- **Stored records**:
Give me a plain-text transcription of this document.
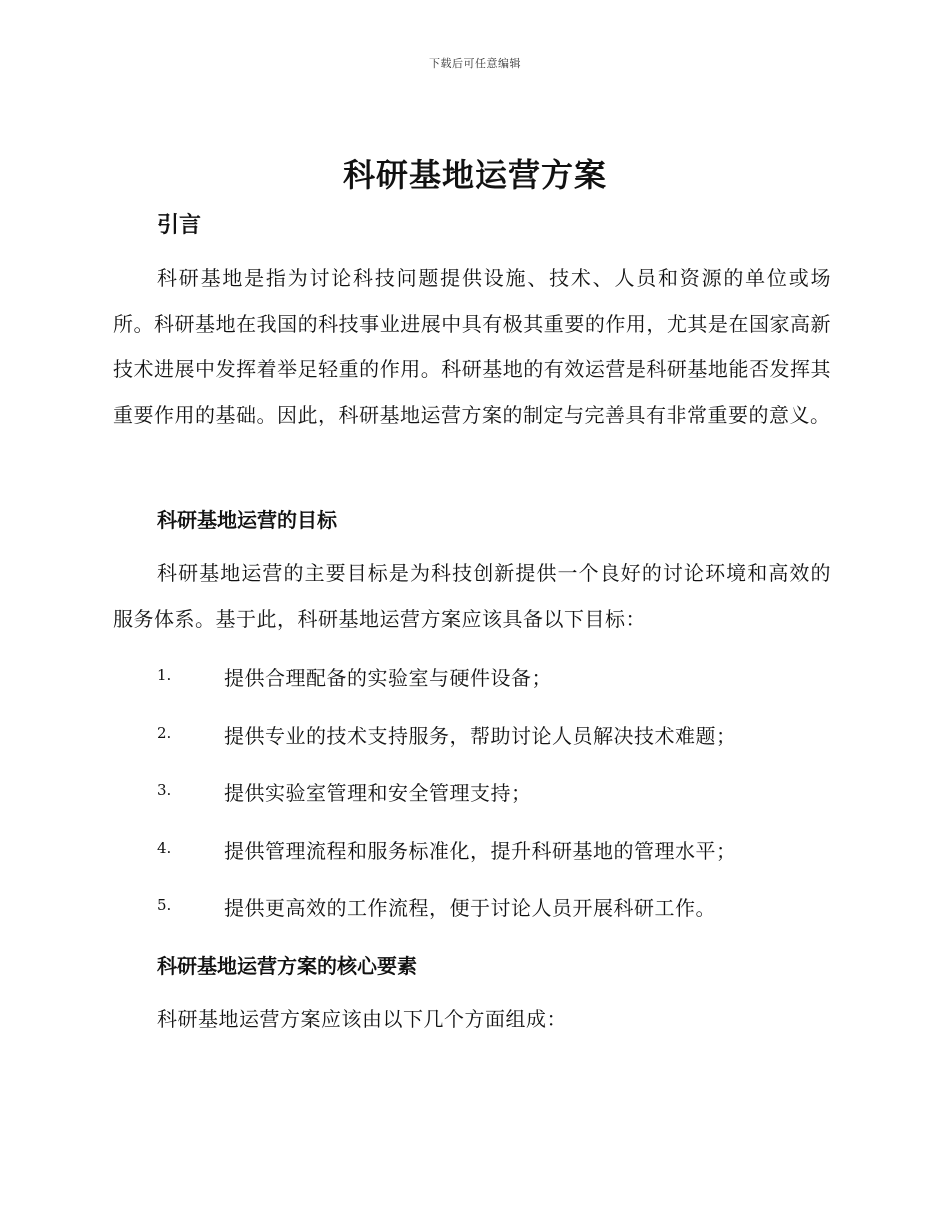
下载后可任意编辑
科研基地运营方案
引言

科研基地是指为讨论科技问题提供设施、技术、人员和资源的单位或场所。科研基地在我国的科技事业进展中具有极其重要的作用，尤其是在国家高新技术进展中发挥着举足轻重的作用。科研基地的有效运营是科研基地能否发挥其重要作用的基础。因此，科研基地运营方案的制定与完善具有非常重要的意义。

科研基地运营的目标

科研基地运营的主要目标是为科技创新提供一个良好的讨论环境和高效的服务体系。基于此，科研基地运营方案应该具备以下目标：

1.	提供合理配备的实验室与硬件设备；
2.	提供专业的技术支持服务，帮助讨论人员解决技术难题；
3.	提供实验室管理和安全管理支持；
4.	提供管理流程和服务标准化，提升科研基地的管理水平；
5.	提供更高效的工作流程，便于讨论人员开展科研工作。
科研基地运营方案的核心要素

科研基地运营方案应该由以下几个方面组成：
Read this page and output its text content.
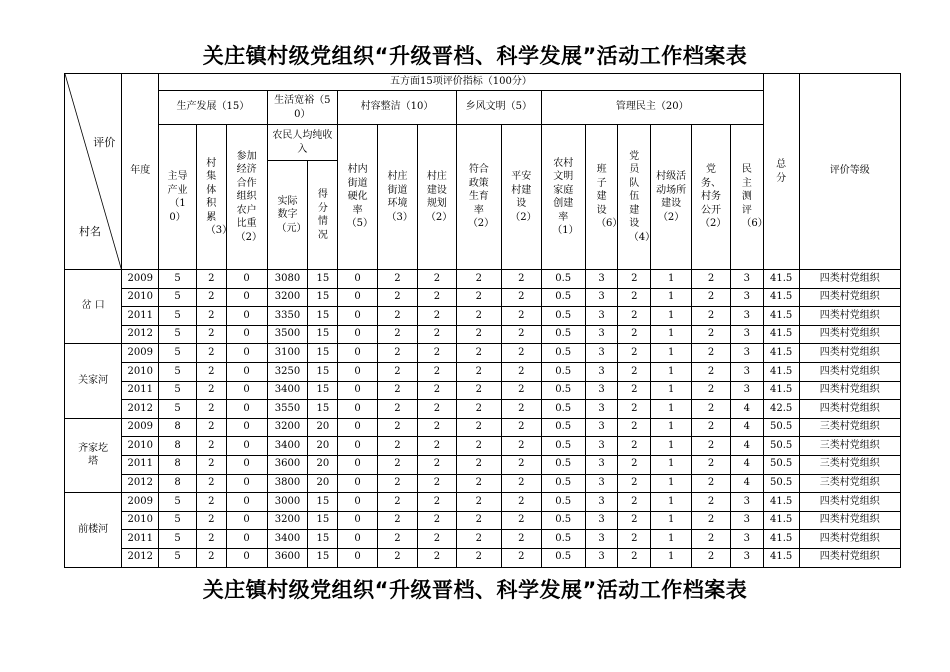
关庄镇村级党组织“升级晋档、科学发展”活动工作档案表
评价
村名	年度	五方面15项评价指标（100分）																总分	评价等级
		生产发展（15）			生活宽裕（50）		村容整洁（10）			乡风文明（5）		管理民主（20）							

		主导产业（10）	村集体积累（3）	参加经济合作组织农户比重（2）	农民人均纯收入		村内街道硬化率（5）	村庄街道环境（3）	村庄建设规划（2）	符合政策生育率（2）	平安村建设（2）	农村文明家庭创建率（1）	班子建设（6）	党员队伍建设（4）	村级活动场所建设（2）	党务、村务公开（2）	民主测评（6）		

					实际数字（元）	得分情况													

岔 口	2009	5	2	0	3080	15	0	2	2	2	2	0.5	3	2	1	2	3	41.5	四类村党组织
	2010	5	2	0	3200	15	0	2	2	2	2	0.5	3	2	1	2	3	41.5	四类村党组织
	2011	5	2	0	3350	15	0	2	2	2	2	0.5	3	2	1	2	3	41.5	四类村党组织
	2012	5	2	0	3500	15	0	2	2	2	2	0.5	3	2	1	2	3	41.5	四类村党组织
关家河	2009	5	2	0	3100	15	0	2	2	2	2	0.5	3	2	1	2	3	41.5	四类村党组织
	2010	5	2	0	3250	15	0	2	2	2	2	0.5	3	2	1	2	3	41.5	四类村党组织
	2011	5	2	0	3400	15	0	2	2	2	2	0.5	3	2	1	2	3	41.5	四类村党组织
	2012	5	2	0	3550	15	0	2	2	2	2	0.5	3	2	1	2	4	42.5	四类村党组织

齐家圪塔	2009	8	2	0	3200	20	0	2	2	2	2	0.5	3	2	1	2	4	50.5	三类村党组织
	2010	8	2	0	3400	20	0	2	2	2	2	0.5	3	2	1	2	4	50.5	三类村党组织
	2011	8	2	0	3600	20	0	2	2	2	2	0.5	3	2	1	2	4	50.5	三类村党组织
	2012	8	2	0	3800	20	0	2	2	2	2	0.5	3	2	1	2	4	50.5	三类村党组织
前楼河	2009	5	2	0	3000	15	0	2	2	2	2	0.5	3	2	1	2	3	41.5	四类村党组织
	2010	5	2	0	3200	15	0	2	2	2	2	0.5	3	2	1	2	3	41.5	四类村党组织
	2011	5	2	0	3400	15	0	2	2	2	2	0.5	3	2	1	2	3	41.5	四类村党组织
	2012	5	2	0	3600	15	0	2	2	2	2	0.5	3	2	1	2	3	41.5	四类村党组织
关庄镇村级党组织“升级晋档、科学发展”活动工作档案表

- **Stated exercise**: Collect from the data above every line that includes "this".

- **Result of the exercise**:
Give me a plain-text transcription of this document.
Read this page and output its text content.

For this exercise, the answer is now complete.